--- BEGIN Excerpted data ---

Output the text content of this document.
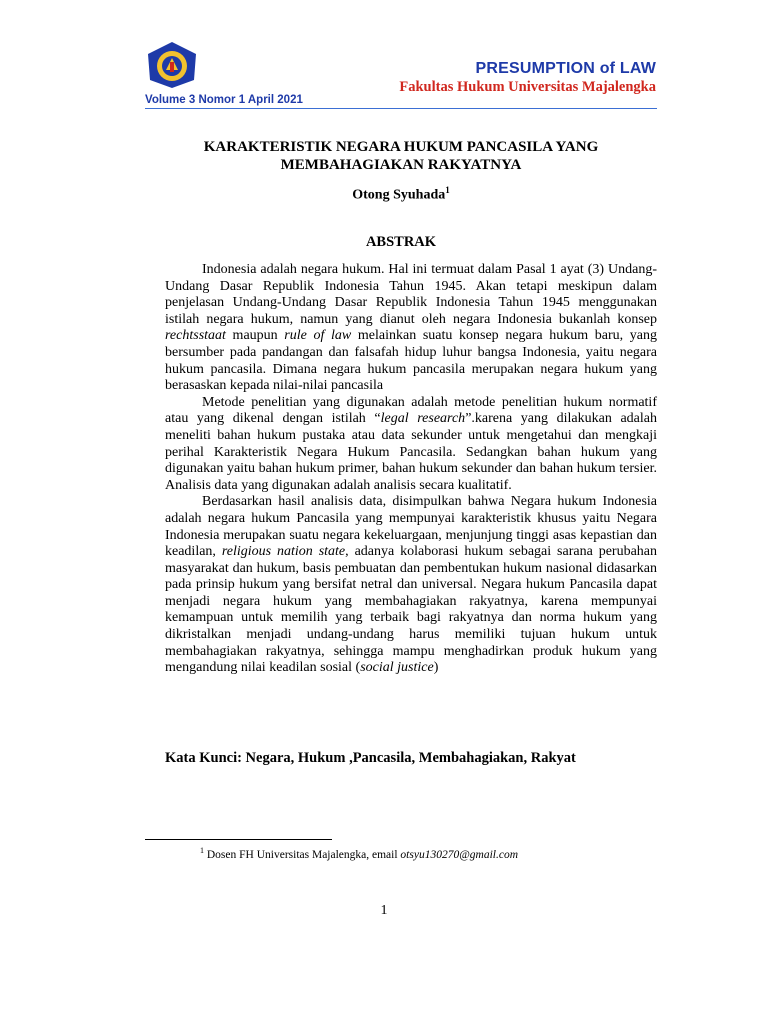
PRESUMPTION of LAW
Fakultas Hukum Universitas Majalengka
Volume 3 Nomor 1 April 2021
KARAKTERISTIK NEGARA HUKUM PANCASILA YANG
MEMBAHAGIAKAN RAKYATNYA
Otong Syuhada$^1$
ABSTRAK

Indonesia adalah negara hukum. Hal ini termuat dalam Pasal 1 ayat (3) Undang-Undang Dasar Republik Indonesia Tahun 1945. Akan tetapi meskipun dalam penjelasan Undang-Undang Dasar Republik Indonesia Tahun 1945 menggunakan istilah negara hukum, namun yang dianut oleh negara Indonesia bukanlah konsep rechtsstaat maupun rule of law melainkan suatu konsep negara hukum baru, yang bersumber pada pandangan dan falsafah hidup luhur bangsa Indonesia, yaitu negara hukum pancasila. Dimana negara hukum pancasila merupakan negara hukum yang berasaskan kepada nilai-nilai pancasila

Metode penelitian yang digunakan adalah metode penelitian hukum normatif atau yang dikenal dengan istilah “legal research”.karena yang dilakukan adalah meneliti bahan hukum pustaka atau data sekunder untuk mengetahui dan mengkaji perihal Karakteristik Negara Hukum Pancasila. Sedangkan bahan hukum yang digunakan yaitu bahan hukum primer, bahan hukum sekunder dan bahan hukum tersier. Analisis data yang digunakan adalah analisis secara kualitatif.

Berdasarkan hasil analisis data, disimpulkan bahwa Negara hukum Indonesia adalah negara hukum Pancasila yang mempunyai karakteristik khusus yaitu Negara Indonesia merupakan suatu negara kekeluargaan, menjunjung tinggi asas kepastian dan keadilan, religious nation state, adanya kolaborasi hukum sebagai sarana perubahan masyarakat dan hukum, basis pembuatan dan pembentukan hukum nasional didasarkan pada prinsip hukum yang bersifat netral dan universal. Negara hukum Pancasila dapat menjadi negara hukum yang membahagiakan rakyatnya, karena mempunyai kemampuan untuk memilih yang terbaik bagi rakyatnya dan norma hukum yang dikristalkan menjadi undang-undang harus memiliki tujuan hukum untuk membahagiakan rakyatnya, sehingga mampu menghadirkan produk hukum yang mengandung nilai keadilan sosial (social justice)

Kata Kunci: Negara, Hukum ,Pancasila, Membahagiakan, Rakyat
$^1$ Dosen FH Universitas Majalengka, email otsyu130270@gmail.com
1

--- END Excerpted data ---
--- BEGIN Excerpted data ---

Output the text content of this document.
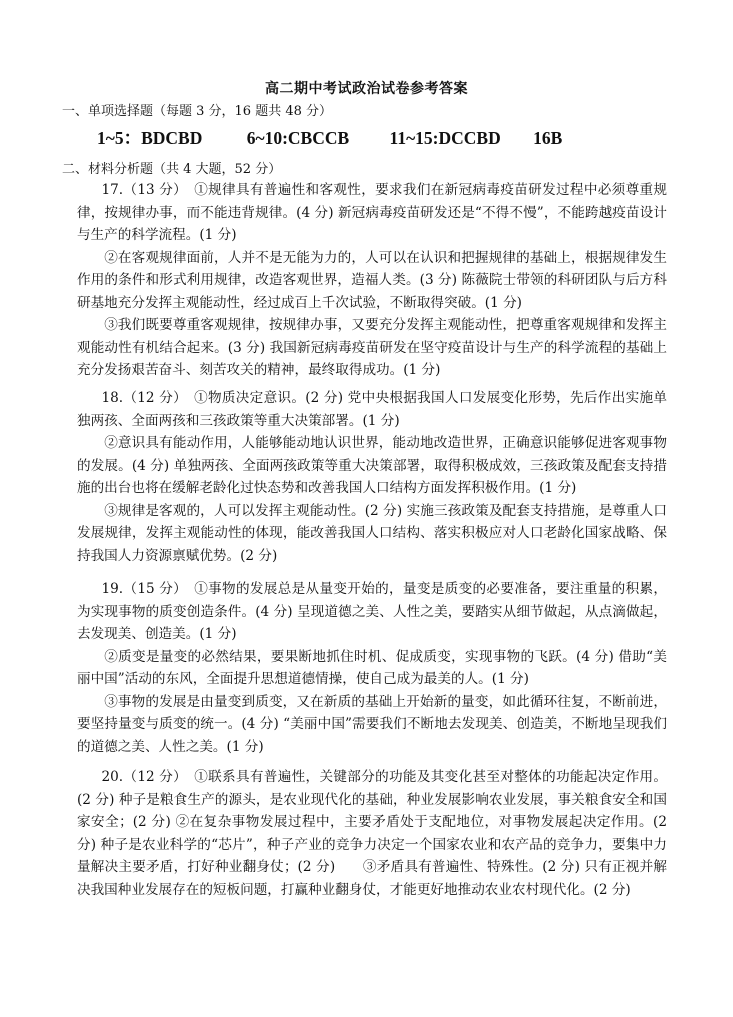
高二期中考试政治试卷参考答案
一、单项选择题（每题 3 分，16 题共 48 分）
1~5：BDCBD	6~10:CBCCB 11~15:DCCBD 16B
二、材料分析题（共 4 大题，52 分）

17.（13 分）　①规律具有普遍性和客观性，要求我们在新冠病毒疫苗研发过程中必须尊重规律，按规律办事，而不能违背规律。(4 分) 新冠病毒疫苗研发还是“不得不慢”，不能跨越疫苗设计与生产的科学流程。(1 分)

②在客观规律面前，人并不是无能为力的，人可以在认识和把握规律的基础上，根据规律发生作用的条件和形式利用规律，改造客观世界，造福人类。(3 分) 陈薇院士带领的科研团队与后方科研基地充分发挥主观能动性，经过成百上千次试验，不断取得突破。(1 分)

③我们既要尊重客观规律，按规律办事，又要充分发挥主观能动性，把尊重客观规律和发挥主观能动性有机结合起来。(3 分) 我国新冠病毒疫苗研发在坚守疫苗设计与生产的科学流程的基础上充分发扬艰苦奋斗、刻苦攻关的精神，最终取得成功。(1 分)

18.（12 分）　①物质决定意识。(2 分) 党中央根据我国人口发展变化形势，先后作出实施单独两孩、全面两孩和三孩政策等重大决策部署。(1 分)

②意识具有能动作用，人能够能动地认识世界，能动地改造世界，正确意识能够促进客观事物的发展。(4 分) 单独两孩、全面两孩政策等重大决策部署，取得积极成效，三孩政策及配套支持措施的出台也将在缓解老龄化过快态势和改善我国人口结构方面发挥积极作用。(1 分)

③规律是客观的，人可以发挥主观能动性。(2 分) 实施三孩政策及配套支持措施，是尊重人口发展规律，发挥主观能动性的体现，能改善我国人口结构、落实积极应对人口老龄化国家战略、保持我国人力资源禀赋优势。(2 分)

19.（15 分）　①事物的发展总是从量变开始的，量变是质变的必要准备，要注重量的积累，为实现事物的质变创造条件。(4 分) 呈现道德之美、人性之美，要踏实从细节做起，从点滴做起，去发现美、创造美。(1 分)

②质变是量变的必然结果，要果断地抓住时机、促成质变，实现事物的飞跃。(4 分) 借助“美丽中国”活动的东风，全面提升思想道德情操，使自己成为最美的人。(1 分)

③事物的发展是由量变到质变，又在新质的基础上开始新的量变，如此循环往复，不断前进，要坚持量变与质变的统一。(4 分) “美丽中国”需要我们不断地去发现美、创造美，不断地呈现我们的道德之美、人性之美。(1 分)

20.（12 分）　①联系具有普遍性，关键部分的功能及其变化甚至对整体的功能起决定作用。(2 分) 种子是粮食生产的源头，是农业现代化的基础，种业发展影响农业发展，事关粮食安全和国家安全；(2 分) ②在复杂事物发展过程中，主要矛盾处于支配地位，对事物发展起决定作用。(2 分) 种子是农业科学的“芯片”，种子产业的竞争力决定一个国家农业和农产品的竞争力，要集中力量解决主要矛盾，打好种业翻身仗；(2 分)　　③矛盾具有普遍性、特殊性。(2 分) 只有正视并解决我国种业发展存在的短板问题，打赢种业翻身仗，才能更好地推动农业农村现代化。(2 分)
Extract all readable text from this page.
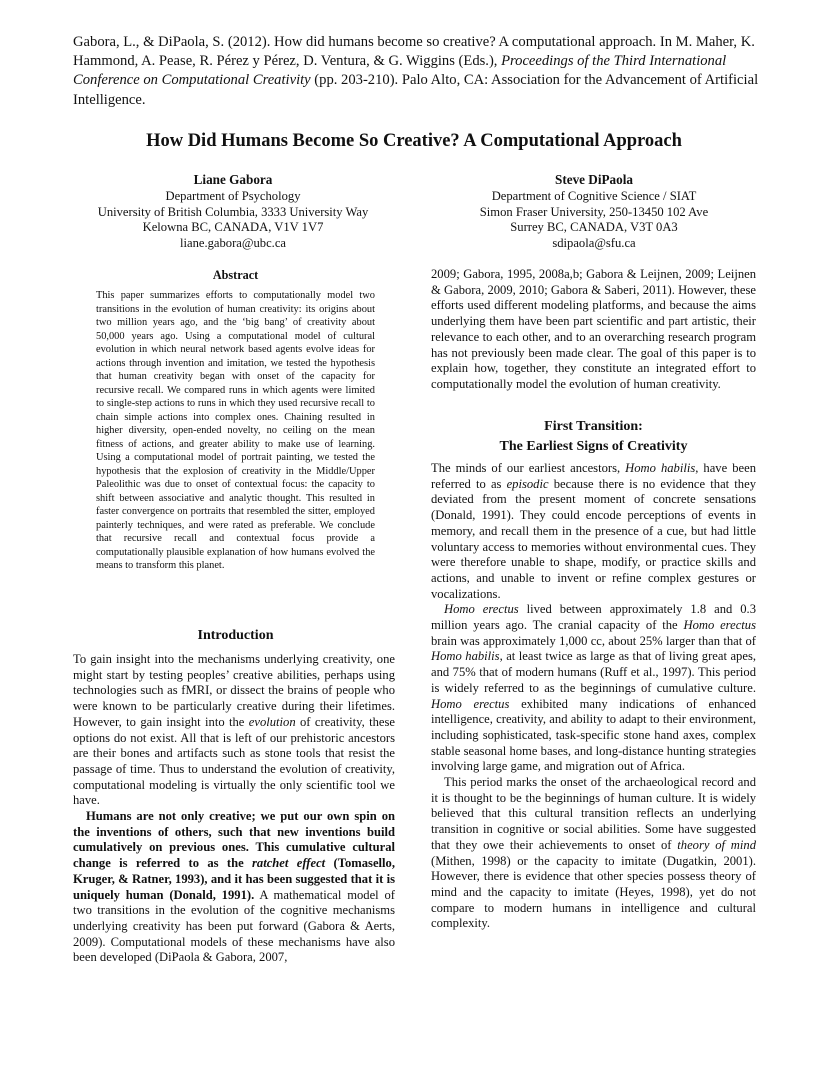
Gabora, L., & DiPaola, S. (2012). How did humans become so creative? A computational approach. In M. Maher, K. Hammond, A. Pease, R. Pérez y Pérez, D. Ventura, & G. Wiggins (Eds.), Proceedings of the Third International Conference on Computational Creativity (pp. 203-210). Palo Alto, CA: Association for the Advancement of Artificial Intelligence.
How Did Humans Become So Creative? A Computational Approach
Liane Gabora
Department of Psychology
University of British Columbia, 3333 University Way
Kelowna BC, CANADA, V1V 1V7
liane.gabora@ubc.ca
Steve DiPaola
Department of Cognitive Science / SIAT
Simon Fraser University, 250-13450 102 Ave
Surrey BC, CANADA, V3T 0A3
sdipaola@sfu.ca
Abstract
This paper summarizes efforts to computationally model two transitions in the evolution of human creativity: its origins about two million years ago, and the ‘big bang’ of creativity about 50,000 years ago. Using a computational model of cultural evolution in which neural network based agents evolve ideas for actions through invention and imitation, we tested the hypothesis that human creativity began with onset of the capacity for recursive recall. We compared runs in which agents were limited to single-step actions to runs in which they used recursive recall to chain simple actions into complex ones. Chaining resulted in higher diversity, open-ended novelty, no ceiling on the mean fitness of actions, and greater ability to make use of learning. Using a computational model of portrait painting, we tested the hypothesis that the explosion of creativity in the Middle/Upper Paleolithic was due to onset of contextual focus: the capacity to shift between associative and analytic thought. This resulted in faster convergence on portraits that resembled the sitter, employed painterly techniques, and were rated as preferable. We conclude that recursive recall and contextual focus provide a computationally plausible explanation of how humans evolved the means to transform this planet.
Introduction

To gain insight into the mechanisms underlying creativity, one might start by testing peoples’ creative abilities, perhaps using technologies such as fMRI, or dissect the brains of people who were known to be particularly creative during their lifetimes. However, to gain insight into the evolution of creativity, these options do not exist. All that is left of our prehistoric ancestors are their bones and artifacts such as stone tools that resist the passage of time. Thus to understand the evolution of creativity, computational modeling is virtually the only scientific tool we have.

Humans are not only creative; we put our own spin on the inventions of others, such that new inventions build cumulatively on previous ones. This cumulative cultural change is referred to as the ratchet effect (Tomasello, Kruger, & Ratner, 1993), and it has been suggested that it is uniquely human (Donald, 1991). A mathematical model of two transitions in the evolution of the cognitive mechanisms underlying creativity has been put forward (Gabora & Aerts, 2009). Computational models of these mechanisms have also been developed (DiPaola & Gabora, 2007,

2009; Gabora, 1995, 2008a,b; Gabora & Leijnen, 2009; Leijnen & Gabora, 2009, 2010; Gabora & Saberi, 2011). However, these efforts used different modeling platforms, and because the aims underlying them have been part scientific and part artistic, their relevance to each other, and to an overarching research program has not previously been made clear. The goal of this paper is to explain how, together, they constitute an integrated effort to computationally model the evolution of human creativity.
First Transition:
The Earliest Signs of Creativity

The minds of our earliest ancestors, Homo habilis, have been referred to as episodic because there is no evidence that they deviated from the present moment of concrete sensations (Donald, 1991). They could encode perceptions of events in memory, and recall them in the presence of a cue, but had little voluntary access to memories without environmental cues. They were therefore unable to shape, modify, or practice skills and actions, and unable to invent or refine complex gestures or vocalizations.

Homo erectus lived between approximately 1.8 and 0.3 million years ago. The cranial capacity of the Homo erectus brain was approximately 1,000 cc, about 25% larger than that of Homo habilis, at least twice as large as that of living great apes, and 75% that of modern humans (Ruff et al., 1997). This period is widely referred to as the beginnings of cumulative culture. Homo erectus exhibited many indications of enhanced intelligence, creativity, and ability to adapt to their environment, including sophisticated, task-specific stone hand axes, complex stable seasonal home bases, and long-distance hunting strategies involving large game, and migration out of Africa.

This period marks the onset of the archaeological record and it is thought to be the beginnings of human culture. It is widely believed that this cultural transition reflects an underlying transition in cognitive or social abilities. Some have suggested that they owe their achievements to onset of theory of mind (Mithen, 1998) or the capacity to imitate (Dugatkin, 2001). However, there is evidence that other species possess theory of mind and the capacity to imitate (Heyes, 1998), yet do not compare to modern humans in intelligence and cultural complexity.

--- END Excerpted data ---

[Aim] Gather up every line in the data above that contains the word "Universitas", copying each one.

[Correct result]
Fakultas Hukum Universitas Majalengka
$^1$ Dosen FH Universitas Majalengka, email otsyu130270@gmail.com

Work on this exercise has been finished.